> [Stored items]

******************************

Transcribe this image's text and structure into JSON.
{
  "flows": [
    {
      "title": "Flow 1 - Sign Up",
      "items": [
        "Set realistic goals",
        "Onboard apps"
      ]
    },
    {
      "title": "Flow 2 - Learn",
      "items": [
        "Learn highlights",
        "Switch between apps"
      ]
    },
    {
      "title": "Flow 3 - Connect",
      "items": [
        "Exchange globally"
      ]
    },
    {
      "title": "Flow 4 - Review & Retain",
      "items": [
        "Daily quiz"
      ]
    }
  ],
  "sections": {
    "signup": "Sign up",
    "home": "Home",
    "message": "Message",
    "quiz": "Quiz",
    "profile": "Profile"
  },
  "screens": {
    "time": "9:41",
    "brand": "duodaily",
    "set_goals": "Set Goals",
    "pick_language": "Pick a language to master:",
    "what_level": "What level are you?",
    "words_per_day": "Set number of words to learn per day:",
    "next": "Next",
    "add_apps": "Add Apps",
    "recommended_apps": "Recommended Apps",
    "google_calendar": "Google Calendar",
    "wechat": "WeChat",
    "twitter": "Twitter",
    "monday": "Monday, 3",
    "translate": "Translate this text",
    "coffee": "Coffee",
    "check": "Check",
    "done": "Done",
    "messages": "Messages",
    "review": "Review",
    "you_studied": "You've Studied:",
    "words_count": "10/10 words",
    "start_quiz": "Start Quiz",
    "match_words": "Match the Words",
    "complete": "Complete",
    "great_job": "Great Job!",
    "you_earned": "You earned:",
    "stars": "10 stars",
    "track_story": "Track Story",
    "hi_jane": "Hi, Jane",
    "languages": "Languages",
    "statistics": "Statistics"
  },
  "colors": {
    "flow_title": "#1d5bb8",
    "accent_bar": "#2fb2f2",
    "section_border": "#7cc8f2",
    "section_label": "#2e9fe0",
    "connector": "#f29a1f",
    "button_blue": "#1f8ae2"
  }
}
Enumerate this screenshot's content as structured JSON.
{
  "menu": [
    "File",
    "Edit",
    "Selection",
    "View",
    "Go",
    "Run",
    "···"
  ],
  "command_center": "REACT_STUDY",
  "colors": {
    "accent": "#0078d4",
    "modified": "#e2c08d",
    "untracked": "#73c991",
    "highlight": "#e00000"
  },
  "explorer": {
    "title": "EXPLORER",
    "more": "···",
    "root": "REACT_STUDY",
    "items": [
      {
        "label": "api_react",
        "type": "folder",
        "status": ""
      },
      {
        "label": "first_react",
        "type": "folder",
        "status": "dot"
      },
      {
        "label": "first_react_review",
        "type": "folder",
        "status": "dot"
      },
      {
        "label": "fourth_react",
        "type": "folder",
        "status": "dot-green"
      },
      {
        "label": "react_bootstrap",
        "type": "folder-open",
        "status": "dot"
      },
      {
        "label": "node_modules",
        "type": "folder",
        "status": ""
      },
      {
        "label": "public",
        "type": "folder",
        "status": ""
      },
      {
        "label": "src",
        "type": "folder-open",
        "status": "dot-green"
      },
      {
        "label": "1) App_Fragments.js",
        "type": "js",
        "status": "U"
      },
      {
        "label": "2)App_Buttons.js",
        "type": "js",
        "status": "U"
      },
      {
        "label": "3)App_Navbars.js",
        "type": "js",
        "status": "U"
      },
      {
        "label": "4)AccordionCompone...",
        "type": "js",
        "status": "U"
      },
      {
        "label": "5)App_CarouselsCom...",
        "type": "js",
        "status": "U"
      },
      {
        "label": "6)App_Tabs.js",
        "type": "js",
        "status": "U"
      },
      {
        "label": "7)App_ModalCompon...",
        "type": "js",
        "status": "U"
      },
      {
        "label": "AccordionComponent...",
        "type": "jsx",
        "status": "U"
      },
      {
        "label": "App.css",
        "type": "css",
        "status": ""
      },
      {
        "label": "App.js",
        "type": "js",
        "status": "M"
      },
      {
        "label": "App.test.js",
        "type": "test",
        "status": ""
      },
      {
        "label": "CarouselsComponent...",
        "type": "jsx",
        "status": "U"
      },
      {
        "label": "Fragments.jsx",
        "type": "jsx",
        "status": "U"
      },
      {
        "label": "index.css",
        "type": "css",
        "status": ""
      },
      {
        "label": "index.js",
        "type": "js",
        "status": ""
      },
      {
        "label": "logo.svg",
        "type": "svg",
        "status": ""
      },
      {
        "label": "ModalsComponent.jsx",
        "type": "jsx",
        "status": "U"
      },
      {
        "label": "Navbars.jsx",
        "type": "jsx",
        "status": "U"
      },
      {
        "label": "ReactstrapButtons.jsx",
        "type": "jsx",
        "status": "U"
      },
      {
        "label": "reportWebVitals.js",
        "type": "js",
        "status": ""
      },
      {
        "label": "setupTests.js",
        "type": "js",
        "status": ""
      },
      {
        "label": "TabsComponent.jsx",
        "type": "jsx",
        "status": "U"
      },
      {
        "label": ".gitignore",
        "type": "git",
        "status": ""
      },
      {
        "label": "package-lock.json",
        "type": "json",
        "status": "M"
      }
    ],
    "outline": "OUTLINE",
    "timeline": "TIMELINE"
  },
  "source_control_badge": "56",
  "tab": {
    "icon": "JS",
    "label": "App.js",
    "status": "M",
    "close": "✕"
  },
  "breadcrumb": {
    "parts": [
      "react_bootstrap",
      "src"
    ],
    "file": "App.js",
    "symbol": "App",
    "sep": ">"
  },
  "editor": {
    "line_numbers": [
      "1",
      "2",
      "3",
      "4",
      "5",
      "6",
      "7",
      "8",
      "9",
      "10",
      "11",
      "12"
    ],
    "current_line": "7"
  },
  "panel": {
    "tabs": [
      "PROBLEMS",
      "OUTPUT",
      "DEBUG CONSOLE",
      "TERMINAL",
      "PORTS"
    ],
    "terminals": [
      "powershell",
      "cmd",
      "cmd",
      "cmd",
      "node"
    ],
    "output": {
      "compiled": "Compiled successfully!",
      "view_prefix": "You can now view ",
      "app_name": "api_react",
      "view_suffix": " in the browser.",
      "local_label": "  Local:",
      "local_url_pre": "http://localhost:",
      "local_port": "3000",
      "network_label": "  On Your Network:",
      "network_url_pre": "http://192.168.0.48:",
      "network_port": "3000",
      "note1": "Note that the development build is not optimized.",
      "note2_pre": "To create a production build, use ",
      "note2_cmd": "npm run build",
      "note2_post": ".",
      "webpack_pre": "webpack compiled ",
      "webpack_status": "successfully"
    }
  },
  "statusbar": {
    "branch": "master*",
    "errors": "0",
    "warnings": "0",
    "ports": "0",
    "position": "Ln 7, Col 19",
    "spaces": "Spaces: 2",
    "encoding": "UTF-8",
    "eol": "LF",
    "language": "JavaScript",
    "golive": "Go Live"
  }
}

******************************

> [EXERCISE DIRECTIONS]
Each line of the material must be restated exactly.

> [SOLUTION]
Transcribe this image's text and structure into JSON.
{
  "flows": [
    {
      "title": "Flow 1 - Sign Up",
      "items": [
        "Set realistic goals",
        "Onboard apps"
      ]
    },
    {
      "title": "Flow 2 - Learn",
      "items": [
        "Learn highlights",
        "Switch between apps"
      ]
    },
    {
      "title": "Flow 3 - Connect",
      "items": [
        "Exchange globally"
      ]
    },
    {
      "title": "Flow 4 - Review & Retain",
      "items": [
        "Daily quiz"
      ]
    }
  ],
  "sections": {
    "signup": "Sign up",
    "home": "Home",
    "message": "Message",
    "quiz": "Quiz",
    "profile": "Profile"
  },
  "screens": {
    "time": "9:41",
    "brand": "duodaily",
    "set_goals": "Set Goals",
    "pick_language": "Pick a language to master:",
    "what_level": "What level are you?",
    "words_per_day": "Set number of words to learn per day:",
    "next": "Next",
    "add_apps": "Add Apps",
    "recommended_apps": "Recommended Apps",
    "google_calendar": "Google Calendar",
    "wechat": "WeChat",
    "twitter": "Twitter",
    "monday": "Monday, 3",
    "translate": "Translate this text",
    "coffee": "Coffee",
    "check": "Check",
    "done": "Done",
    "messages": "Messages",
    "review": "Review",
    "you_studied": "You've Studied:",
    "words_count": "10/10 words",
    "start_quiz": "Start Quiz",
    "match_words": "Match the Words",
    "complete": "Complete",
    "great_job": "Great Job!",
    "you_earned": "You earned:",
    "stars": "10 stars",
    "track_story": "Track Story",
    "hi_jane": "Hi, Jane",
    "languages": "Languages",
    "statistics": "Statistics"
  },
  "colors": {
    "flow_title": "#1d5bb8",
    "accent_bar": "#2fb2f2",
    "section_border": "#7cc8f2",
    "section_label": "#2e9fe0",
    "connector": "#f29a1f",
    "button_blue": "#1f8ae2"
  }
}
Enumerate this screenshot's content as structured JSON.
{
  "menu": [
    "File",
    "Edit",
    "Selection",
    "View",
    "Go",
    "Run",
    "···"
  ],
  "command_center": "REACT_STUDY",
  "colors": {
    "accent": "#0078d4",
    "modified": "#e2c08d",
    "untracked": "#73c991",
    "highlight": "#e00000"
  },
  "explorer": {
    "title": "EXPLORER",
    "more": "···",
    "root": "REACT_STUDY",
    "items": [
      {
        "label": "api_react",
        "type": "folder",
        "status": ""
      },
      {
        "label": "first_react",
        "type": "folder",
        "status": "dot"
      },
      {
        "label": "first_react_review",
        "type": "folder",
        "status": "dot"
      },
      {
        "label": "fourth_react",
        "type": "folder",
        "status": "dot-green"
      },
      {
        "label": "react_bootstrap",
        "type": "folder-open",
        "status": "dot"
      },
      {
        "label": "node_modules",
        "type": "folder",
        "status": ""
      },
      {
        "label": "public",
        "type": "folder",
        "status": ""
      },
      {
        "label": "src",
        "type": "folder-open",
        "status": "dot-green"
      },
      {
        "label": "1) App_Fragments.js",
        "type": "js",
        "status": "U"
      },
      {
        "label": "2)App_Buttons.js",
        "type": "js",
        "status": "U"
      },
      {
        "label": "3)App_Navbars.js",
        "type": "js",
        "status": "U"
      },
      {
        "label": "4)AccordionCompone...",
        "type": "js",
        "status": "U"
      },
      {
        "label": "5)App_CarouselsCom...",
        "type": "js",
        "status": "U"
      },
      {
        "label": "6)App_Tabs.js",
        "type": "js",
        "status": "U"
      },
      {
        "label": "7)App_ModalCompon...",
        "type": "js",
        "status": "U"
      },
      {
        "label": "AccordionComponent...",
        "type": "jsx",
        "status": "U"
      },
      {
        "label": "App.css",
        "type": "css",
        "status": ""
      },
      {
        "label": "App.js",
        "type": "js",
        "status": "M"
      },
      {
        "label": "App.test.js",
        "type": "test",
        "status": ""
      },
      {
        "label": "CarouselsComponent...",
        "type": "jsx",
        "status": "U"
      },
      {
        "label": "Fragments.jsx",
        "type": "jsx",
        "status": "U"
      },
      {
        "label": "index.css",
        "type": "css",
        "status": ""
      },
      {
        "label": "index.js",
        "type": "js",
        "status": ""
      },
      {
        "label": "logo.svg",
        "type": "svg",
        "status": ""
      },
      {
        "label": "ModalsComponent.jsx",
        "type": "jsx",
        "status": "U"
      },
      {
        "label": "Navbars.jsx",
        "type": "jsx",
        "status": "U"
      },
      {
        "label": "ReactstrapButtons.jsx",
        "type": "jsx",
        "status": "U"
      },
      {
        "label": "reportWebVitals.js",
        "type": "js",
        "status": ""
      },
      {
        "label": "setupTests.js",
        "type": "js",
        "status": ""
      },
      {
        "label": "TabsComponent.jsx",
        "type": "jsx",
        "status": "U"
      },
      {
        "label": ".gitignore",
        "type": "git",
        "status": ""
      },
      {
        "label": "package-lock.json",
        "type": "json",
        "status": "M"
      }
    ],
    "outline": "OUTLINE",
    "timeline": "TIMELINE"
  },
  "source_control_badge": "56",
  "tab": {
    "icon": "JS",
    "label": "App.js",
    "status": "M",
    "close": "✕"
  },
  "breadcrumb": {
    "parts": [
      "react_bootstrap",
      "src"
    ],
    "file": "App.js",
    "symbol": "App",
    "sep": ">"
  },
  "editor": {
    "line_numbers": [
      "1",
      "2",
      "3",
      "4",
      "5",
      "6",
      "7",
      "8",
      "9",
      "10",
      "11",
      "12"
    ],
    "current_line": "7"
  },
  "panel": {
    "tabs": [
      "PROBLEMS",
      "OUTPUT",
      "DEBUG CONSOLE",
      "TERMINAL",
      "PORTS"
    ],
    "terminals": [
      "powershell",
      "cmd",
      "cmd",
      "cmd",
      "node"
    ],
    "output": {
      "compiled": "Compiled successfully!",
      "view_prefix": "You can now view ",
      "app_name": "api_react",
      "view_suffix": " in the browser.",
      "local_label": "  Local:",
      "local_url_pre": "http://localhost:",
      "local_port": "3000",
      "network_label": "  On Your Network:",
      "network_url_pre": "http://192.168.0.48:",
      "network_port": "3000",
      "note1": "Note that the development build is not optimized.",
      "note2_pre": "To create a production build, use ",
      "note2_cmd": "npm run build",
      "note2_post": ".",
      "webpack_pre": "webpack compiled ",
      "webpack_status": "successfully"
    }
  },
  "statusbar": {
    "branch": "master*",
    "errors": "0",
    "warnings": "0",
    "ports": "0",
    "position": "Ln 7, Col 19",
    "spaces": "Spaces: 2",
    "encoding": "UTF-8",
    "eol": "LF",
    "language": "JavaScript",
    "golive": "Go Live"
  }
}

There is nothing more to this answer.